— start Raw data —

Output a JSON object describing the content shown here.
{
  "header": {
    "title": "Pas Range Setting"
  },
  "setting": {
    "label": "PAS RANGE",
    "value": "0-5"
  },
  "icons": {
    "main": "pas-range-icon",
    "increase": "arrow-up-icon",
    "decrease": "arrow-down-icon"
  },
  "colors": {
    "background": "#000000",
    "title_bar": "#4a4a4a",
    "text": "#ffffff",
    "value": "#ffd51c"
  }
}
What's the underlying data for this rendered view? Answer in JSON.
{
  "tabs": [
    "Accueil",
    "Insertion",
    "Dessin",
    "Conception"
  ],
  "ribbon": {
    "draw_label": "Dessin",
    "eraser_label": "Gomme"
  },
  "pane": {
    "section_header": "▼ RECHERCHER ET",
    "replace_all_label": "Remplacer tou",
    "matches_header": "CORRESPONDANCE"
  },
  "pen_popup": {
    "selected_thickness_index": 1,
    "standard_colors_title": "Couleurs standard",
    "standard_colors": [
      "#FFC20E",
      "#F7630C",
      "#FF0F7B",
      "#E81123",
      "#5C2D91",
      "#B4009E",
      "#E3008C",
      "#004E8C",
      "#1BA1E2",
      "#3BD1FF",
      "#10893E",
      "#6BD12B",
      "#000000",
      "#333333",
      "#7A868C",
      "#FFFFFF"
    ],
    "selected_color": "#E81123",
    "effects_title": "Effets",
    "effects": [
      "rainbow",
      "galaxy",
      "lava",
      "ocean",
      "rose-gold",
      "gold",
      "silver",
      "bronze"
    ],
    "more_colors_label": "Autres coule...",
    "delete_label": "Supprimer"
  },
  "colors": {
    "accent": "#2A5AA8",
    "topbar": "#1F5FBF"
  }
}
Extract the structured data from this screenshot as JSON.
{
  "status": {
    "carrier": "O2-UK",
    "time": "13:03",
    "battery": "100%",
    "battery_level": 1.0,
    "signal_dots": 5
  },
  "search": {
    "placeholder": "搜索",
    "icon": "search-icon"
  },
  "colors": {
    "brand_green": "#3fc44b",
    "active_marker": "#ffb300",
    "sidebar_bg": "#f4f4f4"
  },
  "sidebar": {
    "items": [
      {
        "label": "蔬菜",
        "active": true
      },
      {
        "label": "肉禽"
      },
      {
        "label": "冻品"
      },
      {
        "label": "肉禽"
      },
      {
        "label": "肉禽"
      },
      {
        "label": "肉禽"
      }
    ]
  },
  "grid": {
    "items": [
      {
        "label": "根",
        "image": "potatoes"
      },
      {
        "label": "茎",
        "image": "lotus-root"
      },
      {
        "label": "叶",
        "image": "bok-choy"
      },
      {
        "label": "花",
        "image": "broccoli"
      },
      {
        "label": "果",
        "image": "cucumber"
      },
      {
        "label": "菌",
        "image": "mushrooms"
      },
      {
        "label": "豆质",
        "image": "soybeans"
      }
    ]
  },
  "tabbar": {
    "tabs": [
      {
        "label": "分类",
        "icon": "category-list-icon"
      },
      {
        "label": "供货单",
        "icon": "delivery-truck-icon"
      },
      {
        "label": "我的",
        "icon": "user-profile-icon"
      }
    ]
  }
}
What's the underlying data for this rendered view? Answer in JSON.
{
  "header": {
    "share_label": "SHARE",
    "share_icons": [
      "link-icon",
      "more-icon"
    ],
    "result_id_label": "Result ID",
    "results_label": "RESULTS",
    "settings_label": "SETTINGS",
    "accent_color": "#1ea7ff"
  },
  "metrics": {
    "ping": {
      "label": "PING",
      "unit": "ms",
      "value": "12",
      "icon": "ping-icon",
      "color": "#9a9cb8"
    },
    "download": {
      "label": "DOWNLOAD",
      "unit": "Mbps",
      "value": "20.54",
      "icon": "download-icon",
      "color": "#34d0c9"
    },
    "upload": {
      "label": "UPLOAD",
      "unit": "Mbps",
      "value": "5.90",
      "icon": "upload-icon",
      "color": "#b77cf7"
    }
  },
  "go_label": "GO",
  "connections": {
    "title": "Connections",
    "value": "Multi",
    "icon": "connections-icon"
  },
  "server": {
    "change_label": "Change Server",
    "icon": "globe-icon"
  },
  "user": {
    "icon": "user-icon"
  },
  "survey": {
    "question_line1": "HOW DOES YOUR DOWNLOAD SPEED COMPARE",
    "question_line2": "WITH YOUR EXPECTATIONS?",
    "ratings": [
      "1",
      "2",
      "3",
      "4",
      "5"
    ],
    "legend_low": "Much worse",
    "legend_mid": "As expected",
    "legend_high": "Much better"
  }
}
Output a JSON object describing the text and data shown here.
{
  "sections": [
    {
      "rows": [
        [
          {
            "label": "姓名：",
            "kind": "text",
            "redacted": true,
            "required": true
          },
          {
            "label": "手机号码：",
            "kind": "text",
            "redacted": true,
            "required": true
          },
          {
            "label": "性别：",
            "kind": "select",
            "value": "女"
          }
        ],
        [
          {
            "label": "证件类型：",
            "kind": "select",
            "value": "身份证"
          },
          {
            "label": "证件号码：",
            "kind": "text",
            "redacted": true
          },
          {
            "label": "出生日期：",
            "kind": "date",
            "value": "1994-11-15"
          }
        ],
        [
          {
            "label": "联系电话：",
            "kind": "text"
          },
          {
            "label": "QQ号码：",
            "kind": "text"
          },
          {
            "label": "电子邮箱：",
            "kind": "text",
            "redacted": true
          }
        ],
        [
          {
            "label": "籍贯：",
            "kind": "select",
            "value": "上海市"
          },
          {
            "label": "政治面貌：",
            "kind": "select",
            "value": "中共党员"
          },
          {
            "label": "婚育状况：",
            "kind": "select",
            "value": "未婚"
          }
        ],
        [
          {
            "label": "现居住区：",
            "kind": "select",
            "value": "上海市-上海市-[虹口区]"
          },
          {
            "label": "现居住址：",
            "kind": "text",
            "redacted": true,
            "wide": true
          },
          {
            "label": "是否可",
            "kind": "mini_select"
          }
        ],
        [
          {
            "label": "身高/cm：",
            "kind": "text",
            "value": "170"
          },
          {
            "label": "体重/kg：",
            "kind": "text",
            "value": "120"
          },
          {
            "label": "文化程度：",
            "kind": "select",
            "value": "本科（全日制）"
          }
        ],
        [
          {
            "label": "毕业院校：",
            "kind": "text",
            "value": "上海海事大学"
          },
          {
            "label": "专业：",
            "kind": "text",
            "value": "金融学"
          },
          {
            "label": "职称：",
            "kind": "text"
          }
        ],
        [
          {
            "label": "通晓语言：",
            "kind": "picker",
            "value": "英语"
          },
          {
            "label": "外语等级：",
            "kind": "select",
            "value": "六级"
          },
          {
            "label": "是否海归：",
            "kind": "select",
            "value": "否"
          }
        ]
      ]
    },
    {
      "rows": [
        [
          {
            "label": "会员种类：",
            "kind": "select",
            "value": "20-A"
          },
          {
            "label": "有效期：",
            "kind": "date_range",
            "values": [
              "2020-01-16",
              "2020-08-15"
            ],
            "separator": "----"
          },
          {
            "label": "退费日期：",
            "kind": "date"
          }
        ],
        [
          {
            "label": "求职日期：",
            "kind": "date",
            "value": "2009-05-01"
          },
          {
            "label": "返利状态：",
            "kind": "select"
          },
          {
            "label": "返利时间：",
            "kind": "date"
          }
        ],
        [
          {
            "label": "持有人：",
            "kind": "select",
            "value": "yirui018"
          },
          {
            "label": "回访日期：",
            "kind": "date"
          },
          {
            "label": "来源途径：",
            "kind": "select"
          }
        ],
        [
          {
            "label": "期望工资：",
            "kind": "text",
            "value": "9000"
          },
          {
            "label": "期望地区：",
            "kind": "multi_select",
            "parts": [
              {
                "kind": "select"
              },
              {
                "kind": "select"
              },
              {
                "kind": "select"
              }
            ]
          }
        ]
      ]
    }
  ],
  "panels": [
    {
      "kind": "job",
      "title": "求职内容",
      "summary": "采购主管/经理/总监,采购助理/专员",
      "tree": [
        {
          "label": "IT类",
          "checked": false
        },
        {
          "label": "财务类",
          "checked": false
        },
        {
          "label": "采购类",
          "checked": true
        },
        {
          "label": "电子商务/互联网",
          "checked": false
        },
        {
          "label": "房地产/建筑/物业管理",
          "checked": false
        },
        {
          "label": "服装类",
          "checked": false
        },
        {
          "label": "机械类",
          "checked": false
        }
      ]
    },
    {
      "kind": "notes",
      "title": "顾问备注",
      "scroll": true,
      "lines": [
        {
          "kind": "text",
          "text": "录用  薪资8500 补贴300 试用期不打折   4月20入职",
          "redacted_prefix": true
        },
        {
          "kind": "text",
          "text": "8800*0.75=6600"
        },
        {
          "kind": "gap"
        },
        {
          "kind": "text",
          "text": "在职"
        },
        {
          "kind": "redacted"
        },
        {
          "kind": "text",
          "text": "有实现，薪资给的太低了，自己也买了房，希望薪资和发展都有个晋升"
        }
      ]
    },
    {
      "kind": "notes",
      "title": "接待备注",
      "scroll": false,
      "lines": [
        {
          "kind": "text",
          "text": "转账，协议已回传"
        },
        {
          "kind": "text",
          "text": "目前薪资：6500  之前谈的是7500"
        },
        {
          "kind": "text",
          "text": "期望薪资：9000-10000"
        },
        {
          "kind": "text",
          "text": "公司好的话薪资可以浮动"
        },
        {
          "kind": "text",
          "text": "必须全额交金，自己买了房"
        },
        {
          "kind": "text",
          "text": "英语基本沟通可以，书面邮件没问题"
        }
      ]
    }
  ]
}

— end Raw data —

Work to do: Show, from the listing above, each line that contains the word "Output".

Result of the exercise:
Output a JSON object describing the content shown here.
Output a JSON object describing the text and data shown here.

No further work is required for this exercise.